Omit all pictures and give the records below again exactly as written.

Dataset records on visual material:

____

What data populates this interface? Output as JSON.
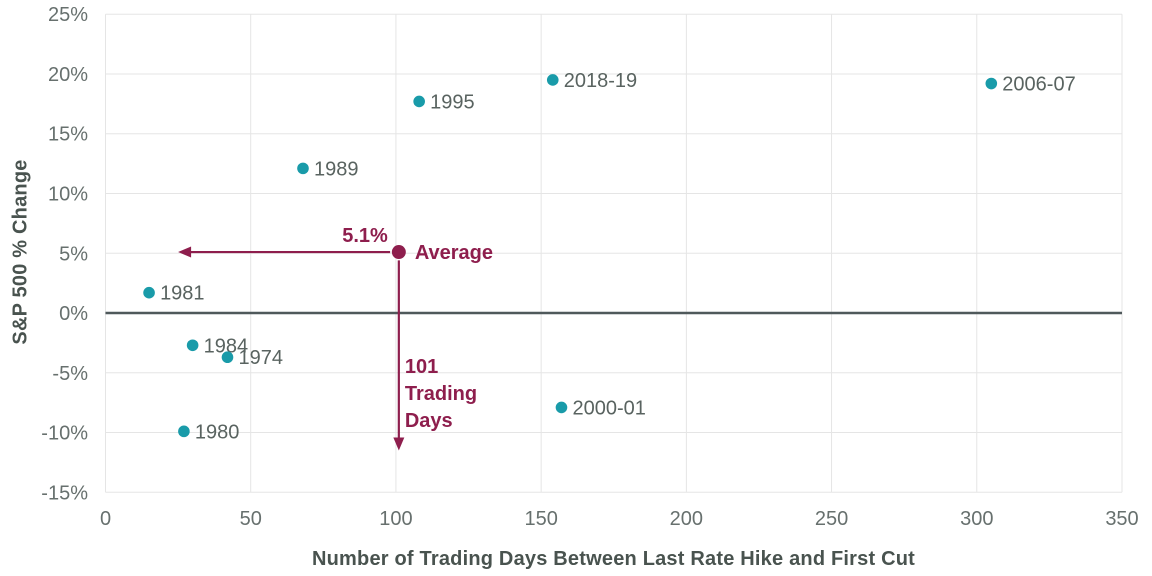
{
  "chart_data": {
    "type": "scatter",
    "title": "",
    "xlabel": "Number of Trading Days Between Last Rate Hike and First Cut",
    "ylabel": "S&P 500 % Change",
    "xlim": [
      0,
      350
    ],
    "ylim": [
      -15,
      25
    ],
    "x_tick_step": 50,
    "y_tick_step": 5,
    "x_tick_labels": [
      "0",
      "50",
      "100",
      "150",
      "200",
      "250",
      "300",
      "350"
    ],
    "y_tick_labels": [
      "25%",
      "20%",
      "15%",
      "10%",
      "5%",
      "0%",
      "-5%",
      "-10%",
      "-15%"
    ],
    "grid": true,
    "zero_line": true,
    "legend": "none",
    "points": [
      {
        "label": "1981",
        "x": 15,
        "y": 1.7
      },
      {
        "label": "1984",
        "x": 30,
        "y": -2.7
      },
      {
        "label": "1974",
        "x": 42,
        "y": -3.7
      },
      {
        "label": "1980",
        "x": 27,
        "y": -9.9
      },
      {
        "label": "1989",
        "x": 68,
        "y": 12.1
      },
      {
        "label": "1995",
        "x": 108,
        "y": 17.7
      },
      {
        "label": "2018-19",
        "x": 154,
        "y": 19.5
      },
      {
        "label": "2006-07",
        "x": 305,
        "y": 19.2
      },
      {
        "label": "2000-01",
        "x": 157,
        "y": -7.9
      }
    ],
    "average_point": {
      "label": "Average",
      "x": 101,
      "y": 5.1
    },
    "annotations": {
      "value_callout": "5.1%",
      "days_callout_lines": [
        "101",
        "Trading",
        "Days"
      ],
      "h_arrow": {
        "y": 5.1,
        "x_from": 98,
        "x_to": 25
      },
      "v_arrow": {
        "x": 101,
        "y_from": 4.4,
        "y_to": -11.5
      }
    },
    "colors": {
      "point": "#199BA9",
      "average": "#8E1E4D",
      "grid": "#E5E5E5",
      "zero_line": "#4F595B",
      "tick_label": "#67706E",
      "point_label": "#596360",
      "axis_title": "#49534F"
    }
  }
}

____

§ **Solved problem**:
What data populates this interface? Output as JSON.
{
  "chart_data": {
    "type": "scatter",
    "title": "",
    "xlabel": "Number of Trading Days Between Last Rate Hike and First Cut",
    "ylabel": "S&P 500 % Change",
    "xlim": [
      0,
      350
    ],
    "ylim": [
      -15,
      25
    ],
    "x_tick_step": 50,
    "y_tick_step": 5,
    "x_tick_labels": [
      "0",
      "50",
      "100",
      "150",
      "200",
      "250",
      "300",
      "350"
    ],
    "y_tick_labels": [
      "25%",
      "20%",
      "15%",
      "10%",
      "5%",
      "0%",
      "-5%",
      "-10%",
      "-15%"
    ],
    "grid": true,
    "zero_line": true,
    "legend": "none",
    "points": [
      {
        "label": "1981",
        "x": 15,
        "y": 1.7
      },
      {
        "label": "1984",
        "x": 30,
        "y": -2.7
      },
      {
        "label": "1974",
        "x": 42,
        "y": -3.7
      },
      {
        "label": "1980",
        "x": 27,
        "y": -9.9
      },
      {
        "label": "1989",
        "x": 68,
        "y": 12.1
      },
      {
        "label": "1995",
        "x": 108,
        "y": 17.7
      },
      {
        "label": "2018-19",
        "x": 154,
        "y": 19.5
      },
      {
        "label": "2006-07",
        "x": 305,
        "y": 19.2
      },
      {
        "label": "2000-01",
        "x": 157,
        "y": -7.9
      }
    ],
    "average_point": {
      "label": "Average",
      "x": 101,
      "y": 5.1
    },
    "annotations": {
      "value_callout": "5.1%",
      "days_callout_lines": [
        "101",
        "Trading",
        "Days"
      ],
      "h_arrow": {
        "y": 5.1,
        "x_from": 98,
        "x_to": 25
      },
      "v_arrow": {
        "x": 101,
        "y_from": 4.4,
        "y_to": -11.5
      }
    },
    "colors": {
      "point": "#199BA9",
      "average": "#8E1E4D",
      "grid": "#E5E5E5",
      "zero_line": "#4F595B",
      "tick_label": "#67706E",
      "point_label": "#596360",
      "axis_title": "#49534F"
    }
  }
}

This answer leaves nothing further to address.